◆ **TEKS BACAAN**:
──────

DPRD Jawa Barat hingga pakar dari Universitas Pendidikan Indonesia (UPI) mengkritik rencana Pemprov Jabar melalui Dinas Pendidikan menambah jumlah rombongan belajar (rombel) di sekolah negeri dari semula 36 murid menjadi 50 murid per kelas.
Kebijakan yang termaktub dalam Kepgub Nomor 463.1/Kep.323-Disdik/2025 itu rencananya diberlakukan mulai tahun ajaran 2025/2026.
Anggota Komisi V DPRD Jawa Barat, Zaini Shofari menyatakan penambahan rombel ini berpeluang memperparah disparitas hingga berisiko terjadi ketimpangan dan pengosongan di sekolah swasta.
"Kalau sekarang jadi 50, disparitas bakal terjadi. Terus di luar itu, apakah ketika maksimal jadi 50 itu sudah direncanakan dengan matang? Misalnya, implikasi adanya penambahan rombel maka jumlah murid bertambah di satu sekolah, tapi akan berkurang di tempat lain seperti di swasta," ujarnya, Senin (7/7) lalu seperti dikutip dari detikJabar.
Ia mengingatkan bila penambahan rombel hingga 50 benar-benar dilakukan, maka itu akan menjadi sejarah baru dalam dunia pendidikan Indonesia sejak era Orde Baru.
"Kalau sekarang sampai 50, tentunya ini menurut saya akan kewalahan para pendidik. Dulu sempat jadi 44-45, kalau sekarang naik jadi 50, ini jadi yang terbesar sepanjang sejarah," ungkapnya.
Menurut Zaini, dampak dari penambahan rombel ini bukan hanya pada murid, tetapi juga keberlangsungan para guru dan tenaga kependidikan di sekolah swasta.
"Di swasta, tidak hanya murid yang berkurang. Guru kalau enggak ada muridnya mau ngapain? Penjaga sekolah, tenaga administrasi sekolah, itu kan berangsur dampaknya," tegas dia yang juga yang juga Ketua Fraksi PPP di DPRD Jabar.
Zaini pun meminta pemerintah daerah agar tidak hanya fokus pada sisi kuantitas semata, tetapi juga memperhatikan kualitas pendidikan dan keseimbangan antar lembaga pendidikan negeri dan swasta. Dia pun mengatakan Komisi V berkomunikasi dengan Dinas Pendidikan serta forum sekolah swasta untuk membahas penambahan rombel tersebut.

──────

◆ **BARIS DATA**:

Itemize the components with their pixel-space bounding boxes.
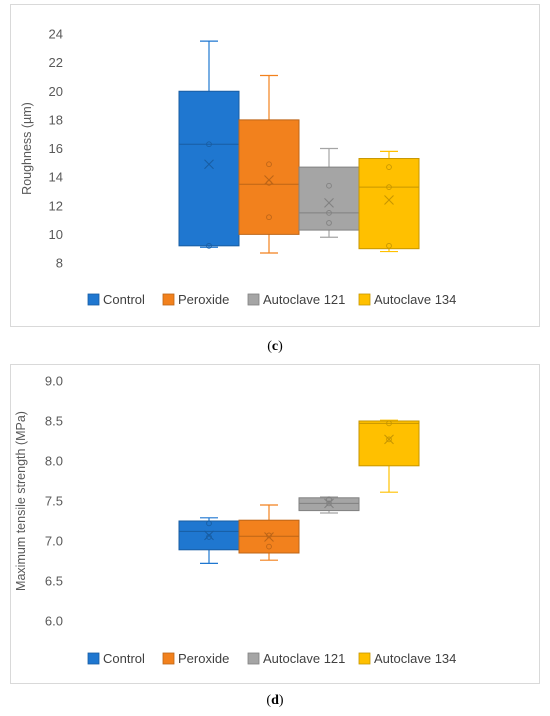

──────

◆ **TUGAS**:
Menurut teks bacaan, mengapa Zaini Shofari menilai bahwa penambahan rombel menjadi 50 murid juga berdampak pada guru dan tenaga kependidikan di sekolah swasta? Jelaskan dalam satu sampai tiga kalimat.

◆ **JAWABAN**:
Menurut Zaini, penambahan rombel di sekolah negeri akan menambah jumlah murid di sana, tetapi mengurangi jumlah murid di sekolah swasta. Jika muridnya berkurang, guru tidak lagi memiliki murid untuk diajar. Dampak ini kemudian berangsur meluas kepada penjaga sekolah dan tenaga administrasi sekolah.